— Begin DATA SHOWN —

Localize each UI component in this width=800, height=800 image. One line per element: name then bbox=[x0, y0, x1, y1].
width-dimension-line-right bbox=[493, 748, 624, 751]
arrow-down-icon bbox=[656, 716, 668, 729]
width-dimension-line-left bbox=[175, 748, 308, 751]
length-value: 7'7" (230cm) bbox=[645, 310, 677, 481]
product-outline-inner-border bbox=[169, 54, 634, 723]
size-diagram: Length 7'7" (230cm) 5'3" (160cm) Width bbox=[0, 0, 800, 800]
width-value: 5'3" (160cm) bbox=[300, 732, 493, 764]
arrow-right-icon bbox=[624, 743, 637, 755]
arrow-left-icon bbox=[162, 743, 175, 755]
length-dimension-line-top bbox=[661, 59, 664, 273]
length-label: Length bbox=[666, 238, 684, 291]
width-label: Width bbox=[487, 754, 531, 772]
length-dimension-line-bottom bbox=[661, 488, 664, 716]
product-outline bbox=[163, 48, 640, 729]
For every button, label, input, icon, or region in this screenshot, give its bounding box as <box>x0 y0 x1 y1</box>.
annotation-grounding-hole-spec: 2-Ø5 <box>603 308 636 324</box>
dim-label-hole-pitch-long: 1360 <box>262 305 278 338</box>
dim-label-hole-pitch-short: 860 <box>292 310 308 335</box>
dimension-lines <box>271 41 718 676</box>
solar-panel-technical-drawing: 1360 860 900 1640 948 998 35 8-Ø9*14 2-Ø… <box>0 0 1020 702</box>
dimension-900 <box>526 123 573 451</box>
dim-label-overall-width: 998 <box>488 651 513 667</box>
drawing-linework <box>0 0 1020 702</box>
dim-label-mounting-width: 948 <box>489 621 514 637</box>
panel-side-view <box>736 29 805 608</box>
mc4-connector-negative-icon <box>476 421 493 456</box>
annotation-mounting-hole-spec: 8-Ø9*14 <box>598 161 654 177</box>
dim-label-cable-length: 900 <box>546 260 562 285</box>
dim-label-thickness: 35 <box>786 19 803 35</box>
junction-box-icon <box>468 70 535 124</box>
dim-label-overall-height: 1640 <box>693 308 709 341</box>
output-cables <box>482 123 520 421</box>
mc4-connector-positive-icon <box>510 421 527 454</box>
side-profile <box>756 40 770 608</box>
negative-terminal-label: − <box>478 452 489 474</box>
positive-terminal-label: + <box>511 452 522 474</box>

— End DATA SHOWN —

◆ **AIM OF THE TASK**: Set down the data above word for word, from its first line through the line containing "dimension-lines <box>271 41 718 676</box>", both of these lines included.

◆ **REPLY TO THE TASK**:
Localize each UI component in this width=800, height=800 image. One line per element: name then bbox=[x0, y0, x1, y1].
width-dimension-line-right bbox=[493, 748, 624, 751]
arrow-down-icon bbox=[656, 716, 668, 729]
width-dimension-line-left bbox=[175, 748, 308, 751]
length-value: 7'7" (230cm) bbox=[645, 310, 677, 481]
product-outline-inner-border bbox=[169, 54, 634, 723]
size-diagram: Length 7'7" (230cm) 5'3" (160cm) Width bbox=[0, 0, 800, 800]
width-value: 5'3" (160cm) bbox=[300, 732, 493, 764]
arrow-right-icon bbox=[624, 743, 637, 755]
arrow-left-icon bbox=[162, 743, 175, 755]
length-dimension-line-top bbox=[661, 59, 664, 273]
length-label: Length bbox=[666, 238, 684, 291]
width-label: Width bbox=[487, 754, 531, 772]
length-dimension-line-bottom bbox=[661, 488, 664, 716]
product-outline bbox=[163, 48, 640, 729]
For every button, label, input, icon, or region in this screenshot, give its bounding box as <box>x0 y0 x1 y1</box>.
annotation-grounding-hole-spec: 2-Ø5 <box>603 308 636 324</box>
dim-label-hole-pitch-long: 1360 <box>262 305 278 338</box>
dim-label-hole-pitch-short: 860 <box>292 310 308 335</box>
dimension-lines <box>271 41 718 676</box>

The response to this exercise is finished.